Repeat the records verbatim and leave the pictures out of your copy.

━━━━━━

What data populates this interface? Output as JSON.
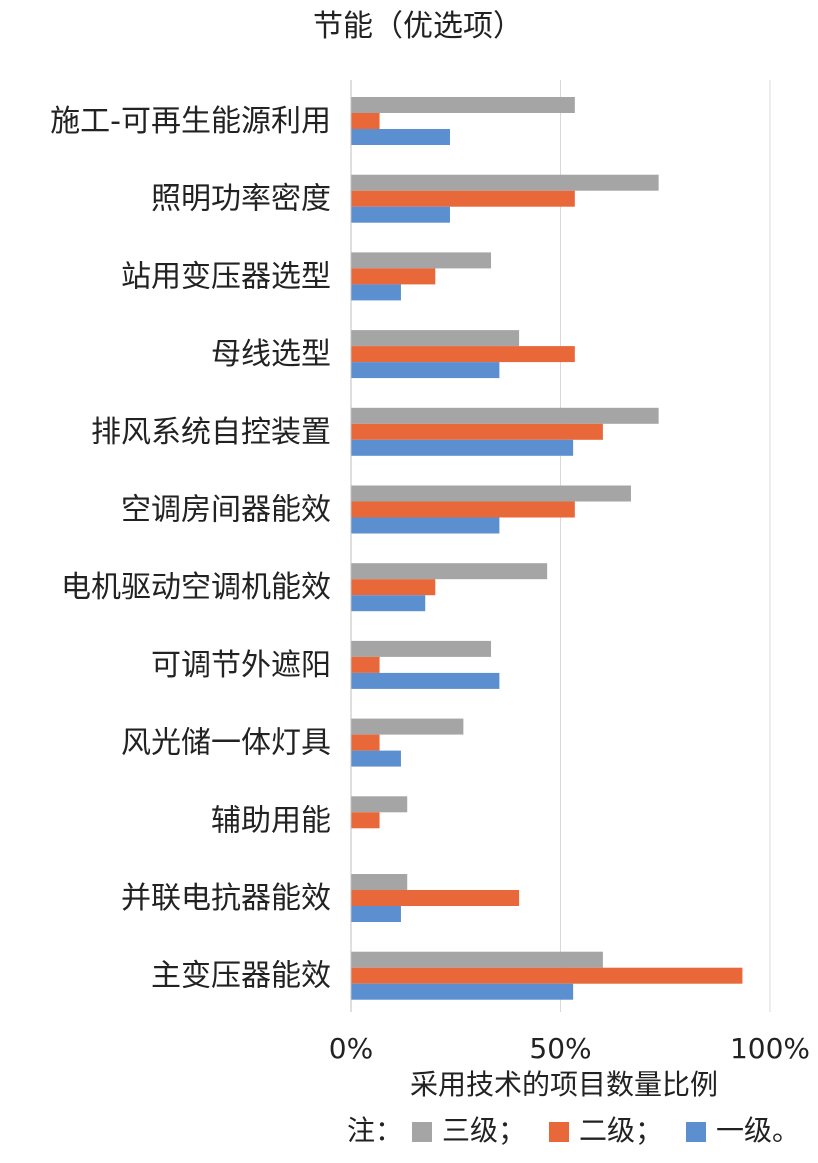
{
  "chart_data": {
    "type": "bar",
    "orientation": "horizontal",
    "title": "节能（优选项）",
    "xlabel": "采用技术的项目数量比例",
    "ylabel": "",
    "xlim": [
      0,
      100
    ],
    "x_ticks": [
      "0%",
      "50%",
      "100%"
    ],
    "grid": true,
    "categories": [
      "施工-可再生能源利用",
      "照明功率密度",
      "站用变压器选型",
      "母线选型",
      "排风系统自控装置",
      "空调房间器能效",
      "电机驱动空调机能效",
      "可调节外遮阳",
      "风光储一体灯具",
      "辅助用能",
      "并联电抗器能效",
      "主变压器能效"
    ],
    "series": [
      {
        "name": "三级",
        "color": "#A5A5A5",
        "values": [
          53.3,
          73.3,
          33.3,
          40,
          73.3,
          66.7,
          46.7,
          33.3,
          26.7,
          13.3,
          13.3,
          60
        ]
      },
      {
        "name": "二级",
        "color": "#E8683A",
        "values": [
          6.7,
          53.3,
          20,
          53.3,
          60,
          53.3,
          20,
          6.7,
          6.7,
          6.7,
          40,
          93.3
        ]
      },
      {
        "name": "一级",
        "color": "#5B8FD0",
        "values": [
          23.5,
          23.5,
          11.8,
          35.3,
          52.9,
          35.3,
          17.6,
          35.3,
          11.8,
          null,
          11.8,
          52.9
        ]
      }
    ],
    "legend": {
      "position": "bottom",
      "prefix": "注：",
      "separators": [
        "；",
        "；",
        "。"
      ]
    }
  }
}
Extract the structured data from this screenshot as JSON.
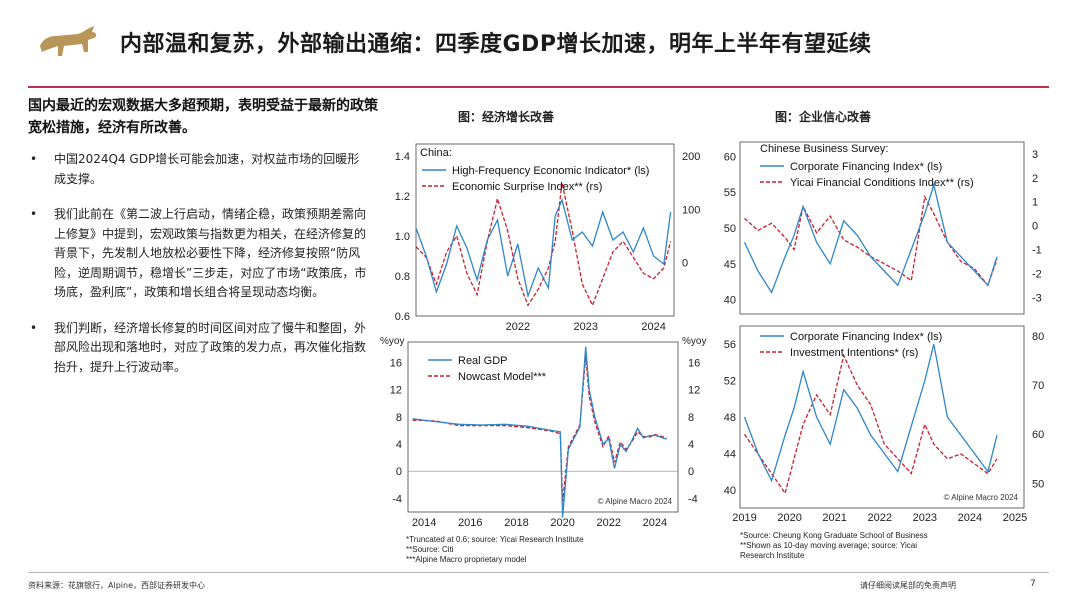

━━━━━━

*Finished answer*.
What data populates this interface? Output as JSON.
{
  "chart_data": {
    "type": "bar",
    "orientation": "horizontal",
    "title": "节能（优选项）",
    "xlabel": "采用技术的项目数量比例",
    "ylabel": "",
    "xlim": [
      0,
      100
    ],
    "x_ticks": [
      "0%",
      "50%",
      "100%"
    ],
    "grid": true,
    "categories": [
      "施工-可再生能源利用",
      "照明功率密度",
      "站用变压器选型",
      "母线选型",
      "排风系统自控装置",
      "空调房间器能效",
      "电机驱动空调机能效",
      "可调节外遮阳",
      "风光储一体灯具",
      "辅助用能",
      "并联电抗器能效",
      "主变压器能效"
    ],
    "series": [
      {
        "name": "三级",
        "color": "#A5A5A5",
        "values": [
          53.3,
          73.3,
          33.3,
          40,
          73.3,
          66.7,
          46.7,
          33.3,
          26.7,
          13.3,
          13.3,
          60
        ]
      },
      {
        "name": "二级",
        "color": "#E8683A",
        "values": [
          6.7,
          53.3,
          20,
          53.3,
          60,
          53.3,
          20,
          6.7,
          6.7,
          6.7,
          40,
          93.3
        ]
      },
      {
        "name": "一级",
        "color": "#5B8FD0",
        "values": [
          23.5,
          23.5,
          11.8,
          35.3,
          52.9,
          35.3,
          17.6,
          35.3,
          11.8,
          null,
          11.8,
          52.9
        ]
      }
    ],
    "legend": {
      "position": "bottom",
      "prefix": "注：",
      "separators": [
        "；",
        "；",
        "。"
      ]
    }
  }
}
Extract the structured data from this screenshot as JSON.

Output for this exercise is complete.